• [Exercise brief]: All lines featuring the string "Dimensions" are to be listed.

• [Stored records]:
-- Begin --
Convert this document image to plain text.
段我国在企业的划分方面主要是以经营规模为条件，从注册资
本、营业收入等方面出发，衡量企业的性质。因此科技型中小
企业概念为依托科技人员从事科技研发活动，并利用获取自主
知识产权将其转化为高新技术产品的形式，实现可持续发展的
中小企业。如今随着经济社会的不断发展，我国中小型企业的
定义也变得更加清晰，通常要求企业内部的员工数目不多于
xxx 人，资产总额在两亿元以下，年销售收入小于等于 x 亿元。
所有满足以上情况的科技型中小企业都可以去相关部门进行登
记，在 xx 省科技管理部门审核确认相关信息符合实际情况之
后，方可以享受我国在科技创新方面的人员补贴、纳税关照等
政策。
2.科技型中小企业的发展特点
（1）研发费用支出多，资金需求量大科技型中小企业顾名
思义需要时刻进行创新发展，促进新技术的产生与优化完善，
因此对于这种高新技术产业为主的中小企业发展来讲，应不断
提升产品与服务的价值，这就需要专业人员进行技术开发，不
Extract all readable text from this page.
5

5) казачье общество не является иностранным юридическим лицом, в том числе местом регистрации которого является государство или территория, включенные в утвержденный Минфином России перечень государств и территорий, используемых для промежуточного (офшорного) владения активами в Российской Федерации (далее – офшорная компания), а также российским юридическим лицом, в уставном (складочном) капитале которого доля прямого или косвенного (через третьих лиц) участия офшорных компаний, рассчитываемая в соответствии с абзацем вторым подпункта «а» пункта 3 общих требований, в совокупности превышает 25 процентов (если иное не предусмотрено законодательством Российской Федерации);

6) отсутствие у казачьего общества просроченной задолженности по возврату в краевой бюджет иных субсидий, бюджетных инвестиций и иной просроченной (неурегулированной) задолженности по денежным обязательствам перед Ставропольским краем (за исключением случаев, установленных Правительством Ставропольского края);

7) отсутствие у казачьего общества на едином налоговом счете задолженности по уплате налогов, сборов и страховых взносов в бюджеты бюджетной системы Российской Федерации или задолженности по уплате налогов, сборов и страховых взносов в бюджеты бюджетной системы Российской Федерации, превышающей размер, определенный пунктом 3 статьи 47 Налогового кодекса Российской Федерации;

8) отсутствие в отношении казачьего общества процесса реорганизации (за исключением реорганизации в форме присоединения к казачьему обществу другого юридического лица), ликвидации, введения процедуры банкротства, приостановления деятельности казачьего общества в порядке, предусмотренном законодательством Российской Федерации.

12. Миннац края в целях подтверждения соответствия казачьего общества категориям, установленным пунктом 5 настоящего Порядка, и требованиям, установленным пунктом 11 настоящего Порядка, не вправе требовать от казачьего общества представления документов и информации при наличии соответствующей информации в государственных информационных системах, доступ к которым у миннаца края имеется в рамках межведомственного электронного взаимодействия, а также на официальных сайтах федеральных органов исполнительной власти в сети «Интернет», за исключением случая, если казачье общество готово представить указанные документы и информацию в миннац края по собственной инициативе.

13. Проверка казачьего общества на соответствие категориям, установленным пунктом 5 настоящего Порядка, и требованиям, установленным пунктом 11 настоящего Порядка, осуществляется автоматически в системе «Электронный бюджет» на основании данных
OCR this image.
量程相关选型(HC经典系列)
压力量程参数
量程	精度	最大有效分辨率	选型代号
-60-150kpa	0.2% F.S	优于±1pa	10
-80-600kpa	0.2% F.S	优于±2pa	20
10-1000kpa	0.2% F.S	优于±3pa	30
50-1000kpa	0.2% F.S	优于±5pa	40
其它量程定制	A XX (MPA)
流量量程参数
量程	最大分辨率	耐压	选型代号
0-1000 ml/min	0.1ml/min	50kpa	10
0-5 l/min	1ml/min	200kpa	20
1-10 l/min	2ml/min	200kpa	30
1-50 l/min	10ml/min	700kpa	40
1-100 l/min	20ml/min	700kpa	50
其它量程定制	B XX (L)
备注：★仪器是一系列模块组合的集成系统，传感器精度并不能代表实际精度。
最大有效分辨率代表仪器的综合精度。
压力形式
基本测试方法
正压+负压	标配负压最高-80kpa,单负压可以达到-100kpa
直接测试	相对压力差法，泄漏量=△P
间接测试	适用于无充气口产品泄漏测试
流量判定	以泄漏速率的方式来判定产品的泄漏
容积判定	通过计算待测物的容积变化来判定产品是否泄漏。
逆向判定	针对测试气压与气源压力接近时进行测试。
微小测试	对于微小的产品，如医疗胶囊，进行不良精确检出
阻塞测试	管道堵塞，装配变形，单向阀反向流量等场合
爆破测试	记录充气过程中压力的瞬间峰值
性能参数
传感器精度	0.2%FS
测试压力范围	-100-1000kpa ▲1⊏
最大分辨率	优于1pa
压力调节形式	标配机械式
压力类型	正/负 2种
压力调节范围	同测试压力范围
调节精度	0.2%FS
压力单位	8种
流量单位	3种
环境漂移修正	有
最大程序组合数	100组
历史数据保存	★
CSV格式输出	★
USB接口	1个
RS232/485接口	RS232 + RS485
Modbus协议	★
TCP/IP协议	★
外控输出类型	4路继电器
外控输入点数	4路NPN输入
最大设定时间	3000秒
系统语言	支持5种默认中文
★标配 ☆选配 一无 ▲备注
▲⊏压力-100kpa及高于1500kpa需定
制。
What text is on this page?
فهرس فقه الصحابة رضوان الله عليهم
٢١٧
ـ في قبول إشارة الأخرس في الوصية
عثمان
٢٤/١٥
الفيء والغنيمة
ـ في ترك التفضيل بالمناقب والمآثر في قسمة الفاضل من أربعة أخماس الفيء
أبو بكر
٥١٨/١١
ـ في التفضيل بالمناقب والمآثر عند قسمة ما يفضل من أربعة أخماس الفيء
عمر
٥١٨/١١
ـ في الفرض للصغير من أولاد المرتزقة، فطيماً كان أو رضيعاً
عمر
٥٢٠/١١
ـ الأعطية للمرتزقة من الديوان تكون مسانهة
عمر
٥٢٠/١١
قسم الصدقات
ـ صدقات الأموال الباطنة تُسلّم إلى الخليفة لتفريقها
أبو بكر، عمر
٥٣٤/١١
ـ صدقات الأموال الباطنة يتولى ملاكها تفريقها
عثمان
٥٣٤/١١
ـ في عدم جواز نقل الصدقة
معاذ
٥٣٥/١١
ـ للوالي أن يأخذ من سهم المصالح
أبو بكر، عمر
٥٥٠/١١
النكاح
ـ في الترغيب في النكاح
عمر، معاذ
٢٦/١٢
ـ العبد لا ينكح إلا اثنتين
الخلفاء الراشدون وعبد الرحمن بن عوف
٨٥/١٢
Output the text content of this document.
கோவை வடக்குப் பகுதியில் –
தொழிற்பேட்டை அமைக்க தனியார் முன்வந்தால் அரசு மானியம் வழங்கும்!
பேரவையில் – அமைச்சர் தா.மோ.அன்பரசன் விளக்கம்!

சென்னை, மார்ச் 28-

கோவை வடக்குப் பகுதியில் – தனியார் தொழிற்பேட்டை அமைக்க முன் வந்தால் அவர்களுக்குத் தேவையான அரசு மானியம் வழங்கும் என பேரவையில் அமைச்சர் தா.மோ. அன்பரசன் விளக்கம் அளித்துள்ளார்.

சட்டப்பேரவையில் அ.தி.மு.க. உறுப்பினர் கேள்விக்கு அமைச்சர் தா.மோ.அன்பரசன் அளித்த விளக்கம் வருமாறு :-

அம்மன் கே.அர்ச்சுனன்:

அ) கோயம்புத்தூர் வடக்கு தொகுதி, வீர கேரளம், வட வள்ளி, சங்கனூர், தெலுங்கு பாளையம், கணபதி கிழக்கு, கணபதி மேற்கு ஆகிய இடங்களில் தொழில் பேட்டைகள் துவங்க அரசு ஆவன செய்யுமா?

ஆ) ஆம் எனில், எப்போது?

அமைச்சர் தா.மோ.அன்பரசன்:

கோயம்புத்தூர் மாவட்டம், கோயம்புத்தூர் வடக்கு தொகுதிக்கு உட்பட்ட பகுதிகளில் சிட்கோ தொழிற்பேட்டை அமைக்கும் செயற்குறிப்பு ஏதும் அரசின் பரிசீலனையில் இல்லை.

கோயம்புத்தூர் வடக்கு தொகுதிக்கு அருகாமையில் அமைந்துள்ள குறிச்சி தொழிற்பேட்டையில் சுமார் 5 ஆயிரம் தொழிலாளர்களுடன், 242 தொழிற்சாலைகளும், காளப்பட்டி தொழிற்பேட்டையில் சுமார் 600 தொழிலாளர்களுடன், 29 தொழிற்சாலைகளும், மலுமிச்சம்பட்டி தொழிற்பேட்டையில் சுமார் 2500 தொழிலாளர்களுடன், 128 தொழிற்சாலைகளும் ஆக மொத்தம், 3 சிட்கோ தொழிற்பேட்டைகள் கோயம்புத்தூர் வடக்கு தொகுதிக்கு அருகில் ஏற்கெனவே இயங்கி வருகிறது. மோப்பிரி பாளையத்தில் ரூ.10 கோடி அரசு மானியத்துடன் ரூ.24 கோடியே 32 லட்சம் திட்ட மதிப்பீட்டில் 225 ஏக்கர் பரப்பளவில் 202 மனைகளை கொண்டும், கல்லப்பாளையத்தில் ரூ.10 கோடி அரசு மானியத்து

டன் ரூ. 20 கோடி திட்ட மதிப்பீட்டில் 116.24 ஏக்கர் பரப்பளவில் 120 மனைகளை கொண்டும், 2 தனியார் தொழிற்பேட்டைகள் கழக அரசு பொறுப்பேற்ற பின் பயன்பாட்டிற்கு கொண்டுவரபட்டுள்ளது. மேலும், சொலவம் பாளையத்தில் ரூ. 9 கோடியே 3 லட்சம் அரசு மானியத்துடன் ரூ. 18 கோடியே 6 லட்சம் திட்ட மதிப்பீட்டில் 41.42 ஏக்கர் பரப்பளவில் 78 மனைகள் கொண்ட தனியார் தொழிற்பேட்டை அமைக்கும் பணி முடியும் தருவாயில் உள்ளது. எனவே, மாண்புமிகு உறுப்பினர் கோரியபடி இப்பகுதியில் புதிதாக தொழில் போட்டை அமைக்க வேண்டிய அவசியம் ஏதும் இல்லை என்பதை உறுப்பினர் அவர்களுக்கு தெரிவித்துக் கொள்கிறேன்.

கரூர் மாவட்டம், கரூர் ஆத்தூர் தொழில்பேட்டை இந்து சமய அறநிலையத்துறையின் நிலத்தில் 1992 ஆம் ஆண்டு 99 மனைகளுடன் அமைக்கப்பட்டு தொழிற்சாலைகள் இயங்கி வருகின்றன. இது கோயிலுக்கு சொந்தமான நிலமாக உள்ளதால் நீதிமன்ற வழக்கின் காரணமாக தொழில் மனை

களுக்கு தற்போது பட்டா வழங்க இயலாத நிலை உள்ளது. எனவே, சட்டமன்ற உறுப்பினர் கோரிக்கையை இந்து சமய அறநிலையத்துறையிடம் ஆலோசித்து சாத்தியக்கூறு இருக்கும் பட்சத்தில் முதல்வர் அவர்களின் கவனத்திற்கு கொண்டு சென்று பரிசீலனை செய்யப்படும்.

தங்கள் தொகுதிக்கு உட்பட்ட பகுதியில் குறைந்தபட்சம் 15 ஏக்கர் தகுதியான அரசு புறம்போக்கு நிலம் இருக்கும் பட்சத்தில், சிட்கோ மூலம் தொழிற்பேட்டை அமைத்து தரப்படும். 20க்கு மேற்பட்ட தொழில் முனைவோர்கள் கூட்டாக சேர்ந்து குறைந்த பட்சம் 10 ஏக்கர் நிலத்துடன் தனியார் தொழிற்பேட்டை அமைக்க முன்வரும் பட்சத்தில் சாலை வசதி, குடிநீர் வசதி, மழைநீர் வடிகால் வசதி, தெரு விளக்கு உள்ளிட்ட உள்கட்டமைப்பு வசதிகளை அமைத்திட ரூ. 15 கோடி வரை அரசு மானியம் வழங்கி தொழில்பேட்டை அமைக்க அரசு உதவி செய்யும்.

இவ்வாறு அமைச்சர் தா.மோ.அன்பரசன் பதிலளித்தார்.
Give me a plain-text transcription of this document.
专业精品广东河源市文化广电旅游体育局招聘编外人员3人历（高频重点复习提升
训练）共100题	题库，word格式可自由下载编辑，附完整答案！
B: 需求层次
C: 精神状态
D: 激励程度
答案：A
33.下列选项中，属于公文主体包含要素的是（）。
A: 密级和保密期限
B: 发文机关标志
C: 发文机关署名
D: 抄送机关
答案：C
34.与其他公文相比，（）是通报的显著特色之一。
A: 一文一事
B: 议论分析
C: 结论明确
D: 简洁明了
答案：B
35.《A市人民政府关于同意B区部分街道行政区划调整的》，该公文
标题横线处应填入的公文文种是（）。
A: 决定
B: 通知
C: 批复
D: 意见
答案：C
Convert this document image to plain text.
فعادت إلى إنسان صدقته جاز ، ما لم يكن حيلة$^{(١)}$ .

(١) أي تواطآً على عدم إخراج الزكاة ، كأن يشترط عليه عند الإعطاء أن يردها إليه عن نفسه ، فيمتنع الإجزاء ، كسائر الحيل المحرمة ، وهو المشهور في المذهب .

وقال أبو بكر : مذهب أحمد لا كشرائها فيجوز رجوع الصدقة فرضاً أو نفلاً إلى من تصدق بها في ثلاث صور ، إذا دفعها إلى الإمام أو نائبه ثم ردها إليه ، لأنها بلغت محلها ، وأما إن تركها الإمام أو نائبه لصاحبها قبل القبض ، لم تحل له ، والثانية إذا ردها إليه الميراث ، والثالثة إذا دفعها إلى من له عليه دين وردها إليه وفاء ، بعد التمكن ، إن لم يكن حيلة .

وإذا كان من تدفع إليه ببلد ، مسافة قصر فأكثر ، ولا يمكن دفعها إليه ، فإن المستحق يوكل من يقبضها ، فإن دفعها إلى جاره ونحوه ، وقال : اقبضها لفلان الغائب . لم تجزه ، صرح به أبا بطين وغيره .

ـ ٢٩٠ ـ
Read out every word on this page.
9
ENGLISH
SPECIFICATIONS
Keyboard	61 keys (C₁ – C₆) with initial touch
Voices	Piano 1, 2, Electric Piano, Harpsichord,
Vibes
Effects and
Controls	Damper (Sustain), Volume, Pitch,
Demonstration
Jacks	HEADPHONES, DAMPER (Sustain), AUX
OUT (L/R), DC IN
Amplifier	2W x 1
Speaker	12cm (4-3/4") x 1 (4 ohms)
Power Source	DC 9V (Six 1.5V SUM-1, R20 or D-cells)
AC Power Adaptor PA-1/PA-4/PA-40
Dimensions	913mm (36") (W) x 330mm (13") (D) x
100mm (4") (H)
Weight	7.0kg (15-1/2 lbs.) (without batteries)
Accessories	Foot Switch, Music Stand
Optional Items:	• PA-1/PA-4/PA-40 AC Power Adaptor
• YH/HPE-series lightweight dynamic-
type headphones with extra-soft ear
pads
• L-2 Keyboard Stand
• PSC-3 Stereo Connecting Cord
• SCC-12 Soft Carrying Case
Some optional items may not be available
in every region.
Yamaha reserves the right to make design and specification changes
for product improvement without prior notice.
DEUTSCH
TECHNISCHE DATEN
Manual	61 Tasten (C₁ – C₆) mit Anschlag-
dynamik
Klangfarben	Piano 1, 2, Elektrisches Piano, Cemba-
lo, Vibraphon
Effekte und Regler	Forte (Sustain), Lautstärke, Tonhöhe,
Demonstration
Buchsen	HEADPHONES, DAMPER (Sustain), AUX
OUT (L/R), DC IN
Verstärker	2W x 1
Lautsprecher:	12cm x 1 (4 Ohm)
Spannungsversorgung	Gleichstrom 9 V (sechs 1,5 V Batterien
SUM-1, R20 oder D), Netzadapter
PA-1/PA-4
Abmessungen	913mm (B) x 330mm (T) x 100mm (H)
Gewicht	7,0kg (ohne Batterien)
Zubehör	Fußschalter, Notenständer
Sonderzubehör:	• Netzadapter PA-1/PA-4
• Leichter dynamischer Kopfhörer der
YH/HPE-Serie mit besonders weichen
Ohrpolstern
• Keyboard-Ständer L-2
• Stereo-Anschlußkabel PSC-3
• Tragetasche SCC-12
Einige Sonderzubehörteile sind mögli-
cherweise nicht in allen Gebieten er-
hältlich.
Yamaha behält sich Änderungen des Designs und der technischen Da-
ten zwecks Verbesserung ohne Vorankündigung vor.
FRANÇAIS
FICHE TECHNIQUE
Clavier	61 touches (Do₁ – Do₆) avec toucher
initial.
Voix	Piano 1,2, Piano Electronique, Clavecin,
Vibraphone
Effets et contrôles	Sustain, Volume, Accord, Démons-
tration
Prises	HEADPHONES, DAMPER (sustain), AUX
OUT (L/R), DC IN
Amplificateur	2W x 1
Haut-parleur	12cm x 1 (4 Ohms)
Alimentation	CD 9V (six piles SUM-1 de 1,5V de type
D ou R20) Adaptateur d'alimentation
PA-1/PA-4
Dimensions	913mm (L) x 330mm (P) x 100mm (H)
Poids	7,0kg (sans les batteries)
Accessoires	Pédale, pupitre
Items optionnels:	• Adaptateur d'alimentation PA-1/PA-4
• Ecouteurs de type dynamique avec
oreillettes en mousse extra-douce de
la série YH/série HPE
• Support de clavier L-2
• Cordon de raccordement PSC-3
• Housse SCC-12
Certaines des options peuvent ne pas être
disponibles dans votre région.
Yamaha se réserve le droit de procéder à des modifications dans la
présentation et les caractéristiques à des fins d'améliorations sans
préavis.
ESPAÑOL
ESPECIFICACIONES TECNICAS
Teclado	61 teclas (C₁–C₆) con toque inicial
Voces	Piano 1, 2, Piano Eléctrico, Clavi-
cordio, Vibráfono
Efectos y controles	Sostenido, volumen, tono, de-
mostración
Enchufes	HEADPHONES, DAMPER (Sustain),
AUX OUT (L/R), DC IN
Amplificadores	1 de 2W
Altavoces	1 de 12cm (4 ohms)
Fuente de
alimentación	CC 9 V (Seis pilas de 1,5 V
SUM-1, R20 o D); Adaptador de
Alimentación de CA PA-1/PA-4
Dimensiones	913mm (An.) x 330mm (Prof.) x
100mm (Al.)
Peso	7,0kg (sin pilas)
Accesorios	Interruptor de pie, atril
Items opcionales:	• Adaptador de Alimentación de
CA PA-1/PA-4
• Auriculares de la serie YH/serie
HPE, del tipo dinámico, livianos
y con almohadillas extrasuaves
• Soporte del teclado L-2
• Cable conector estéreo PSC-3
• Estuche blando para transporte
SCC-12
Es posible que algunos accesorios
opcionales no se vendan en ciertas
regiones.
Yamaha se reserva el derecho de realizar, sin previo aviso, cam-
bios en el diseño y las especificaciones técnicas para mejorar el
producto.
-- End --
• [Exercise output]:
Dimensions	913mm (36") (W) x 330mm (13") (D) x
Dimensions	913mm (L) x 330mm (P) x 100mm (H)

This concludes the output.